Write out all of the data exactly as it appears.

=== Data for this task ===

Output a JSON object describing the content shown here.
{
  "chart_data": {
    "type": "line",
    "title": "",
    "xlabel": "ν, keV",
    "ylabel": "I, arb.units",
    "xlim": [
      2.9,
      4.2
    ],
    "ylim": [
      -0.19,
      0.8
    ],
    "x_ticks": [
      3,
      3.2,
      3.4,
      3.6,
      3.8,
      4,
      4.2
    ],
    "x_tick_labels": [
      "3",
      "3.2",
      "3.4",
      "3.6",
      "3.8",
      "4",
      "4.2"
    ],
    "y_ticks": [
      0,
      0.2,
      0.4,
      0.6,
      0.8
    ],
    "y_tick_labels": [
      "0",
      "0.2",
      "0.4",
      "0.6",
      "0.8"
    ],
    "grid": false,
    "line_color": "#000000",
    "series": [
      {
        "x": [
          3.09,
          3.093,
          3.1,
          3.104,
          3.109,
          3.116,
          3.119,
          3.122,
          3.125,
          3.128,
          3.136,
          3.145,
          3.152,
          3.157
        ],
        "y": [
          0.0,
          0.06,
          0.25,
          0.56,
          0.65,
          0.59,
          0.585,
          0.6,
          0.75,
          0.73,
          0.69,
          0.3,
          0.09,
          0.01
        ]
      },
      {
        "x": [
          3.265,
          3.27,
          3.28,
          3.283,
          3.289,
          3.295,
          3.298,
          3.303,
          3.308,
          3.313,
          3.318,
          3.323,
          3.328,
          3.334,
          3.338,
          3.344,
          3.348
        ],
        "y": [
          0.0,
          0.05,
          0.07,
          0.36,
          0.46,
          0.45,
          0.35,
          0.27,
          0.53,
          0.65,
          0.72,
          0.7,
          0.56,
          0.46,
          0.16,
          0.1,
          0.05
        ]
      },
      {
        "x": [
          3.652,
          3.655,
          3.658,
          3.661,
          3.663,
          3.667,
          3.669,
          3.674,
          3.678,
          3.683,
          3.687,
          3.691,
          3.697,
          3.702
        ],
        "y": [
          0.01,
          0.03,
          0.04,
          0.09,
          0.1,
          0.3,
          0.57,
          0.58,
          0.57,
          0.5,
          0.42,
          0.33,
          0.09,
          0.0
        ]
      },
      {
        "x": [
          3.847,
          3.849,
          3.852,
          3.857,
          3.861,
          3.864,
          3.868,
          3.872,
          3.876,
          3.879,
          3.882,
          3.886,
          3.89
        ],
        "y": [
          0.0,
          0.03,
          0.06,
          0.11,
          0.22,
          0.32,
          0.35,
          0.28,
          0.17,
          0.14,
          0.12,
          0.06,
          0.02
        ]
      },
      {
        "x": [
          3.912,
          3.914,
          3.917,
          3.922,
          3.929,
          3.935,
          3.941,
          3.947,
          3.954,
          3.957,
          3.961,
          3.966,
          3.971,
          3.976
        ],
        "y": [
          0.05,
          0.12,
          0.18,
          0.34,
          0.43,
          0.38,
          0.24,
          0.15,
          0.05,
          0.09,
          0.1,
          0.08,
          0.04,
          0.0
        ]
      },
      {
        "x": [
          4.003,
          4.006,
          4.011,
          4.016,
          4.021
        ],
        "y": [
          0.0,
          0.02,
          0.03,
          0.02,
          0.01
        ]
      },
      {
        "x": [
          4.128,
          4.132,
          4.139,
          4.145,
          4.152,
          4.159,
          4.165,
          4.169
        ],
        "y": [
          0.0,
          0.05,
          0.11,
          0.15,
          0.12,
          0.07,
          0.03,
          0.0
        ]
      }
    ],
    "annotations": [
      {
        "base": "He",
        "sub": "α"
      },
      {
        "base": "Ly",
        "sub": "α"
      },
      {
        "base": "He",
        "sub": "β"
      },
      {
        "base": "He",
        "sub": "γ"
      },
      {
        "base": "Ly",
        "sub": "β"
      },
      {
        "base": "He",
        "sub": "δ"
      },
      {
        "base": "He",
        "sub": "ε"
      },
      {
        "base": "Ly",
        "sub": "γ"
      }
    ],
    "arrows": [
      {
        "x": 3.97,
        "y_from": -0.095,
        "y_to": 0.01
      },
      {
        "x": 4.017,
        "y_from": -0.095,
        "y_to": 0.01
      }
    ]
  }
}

===

Exercise answer ▸
Output a JSON object describing the content shown here.
{
  "chart_data": {
    "type": "line",
    "title": "",
    "xlabel": "ν, keV",
    "ylabel": "I, arb.units",
    "xlim": [
      2.9,
      4.2
    ],
    "ylim": [
      -0.19,
      0.8
    ],
    "x_ticks": [
      3,
      3.2,
      3.4,
      3.6,
      3.8,
      4,
      4.2
    ],
    "x_tick_labels": [
      "3",
      "3.2",
      "3.4",
      "3.6",
      "3.8",
      "4",
      "4.2"
    ],
    "y_ticks": [
      0,
      0.2,
      0.4,
      0.6,
      0.8
    ],
    "y_tick_labels": [
      "0",
      "0.2",
      "0.4",
      "0.6",
      "0.8"
    ],
    "grid": false,
    "line_color": "#000000",
    "series": [
      {
        "x": [
          3.09,
          3.093,
          3.1,
          3.104,
          3.109,
          3.116,
          3.119,
          3.122,
          3.125,
          3.128,
          3.136,
          3.145,
          3.152,
          3.157
        ],
        "y": [
          0.0,
          0.06,
          0.25,
          0.56,
          0.65,
          0.59,
          0.585,
          0.6,
          0.75,
          0.73,
          0.69,
          0.3,
          0.09,
          0.01
        ]
      },
      {
        "x": [
          3.265,
          3.27,
          3.28,
          3.283,
          3.289,
          3.295,
          3.298,
          3.303,
          3.308,
          3.313,
          3.318,
          3.323,
          3.328,
          3.334,
          3.338,
          3.344,
          3.348
        ],
        "y": [
          0.0,
          0.05,
          0.07,
          0.36,
          0.46,
          0.45,
          0.35,
          0.27,
          0.53,
          0.65,
          0.72,
          0.7,
          0.56,
          0.46,
          0.16,
          0.1,
          0.05
        ]
      },
      {
        "x": [
          3.652,
          3.655,
          3.658,
          3.661,
          3.663,
          3.667,
          3.669,
          3.674,
          3.678,
          3.683,
          3.687,
          3.691,
          3.697,
          3.702
        ],
        "y": [
          0.01,
          0.03,
          0.04,
          0.09,
          0.1,
          0.3,
          0.57,
          0.58,
          0.57,
          0.5,
          0.42,
          0.33,
          0.09,
          0.0
        ]
      },
      {
        "x": [
          3.847,
          3.849,
          3.852,
          3.857,
          3.861,
          3.864,
          3.868,
          3.872,
          3.876,
          3.879,
          3.882,
          3.886,
          3.89
        ],
        "y": [
          0.0,
          0.03,
          0.06,
          0.11,
          0.22,
          0.32,
          0.35,
          0.28,
          0.17,
          0.14,
          0.12,
          0.06,
          0.02
        ]
      },
      {
        "x": [
          3.912,
          3.914,
          3.917,
          3.922,
          3.929,
          3.935,
          3.941,
          3.947,
          3.954,
          3.957,
          3.961,
          3.966,
          3.971,
          3.976
        ],
        "y": [
          0.05,
          0.12,
          0.18,
          0.34,
          0.43,
          0.38,
          0.24,
          0.15,
          0.05,
          0.09,
          0.1,
          0.08,
          0.04,
          0.0
        ]
      },
      {
        "x": [
          4.003,
          4.006,
          4.011,
          4.016,
          4.021
        ],
        "y": [
          0.0,
          0.02,
          0.03,
          0.02,
          0.01
        ]
      },
      {
        "x": [
          4.128,
          4.132,
          4.139,
          4.145,
          4.152,
          4.159,
          4.165,
          4.169
        ],
        "y": [
          0.0,
          0.05,
          0.11,
          0.15,
          0.12,
          0.07,
          0.03,
          0.0
        ]
      }
    ],
    "annotations": [
      {
        "base": "He",
        "sub": "α"
      },
      {
        "base": "Ly",
        "sub": "α"
      },
      {
        "base": "He",
        "sub": "β"
      },
      {
        "base": "He",
        "sub": "γ"
      },
      {
        "base": "Ly",
        "sub": "β"
      },
      {
        "base": "He",
        "sub": "δ"
      },
      {
        "base": "He",
        "sub": "ε"
      },
      {
        "base": "Ly",
        "sub": "γ"
      }
    ],
    "arrows": [
      {
        "x": 3.97,
        "y_from": -0.095,
        "y_to": 0.01
      },
      {
        "x": 4.017,
        "y_from": -0.095,
        "y_to": 0.01
      }
    ]
  }
}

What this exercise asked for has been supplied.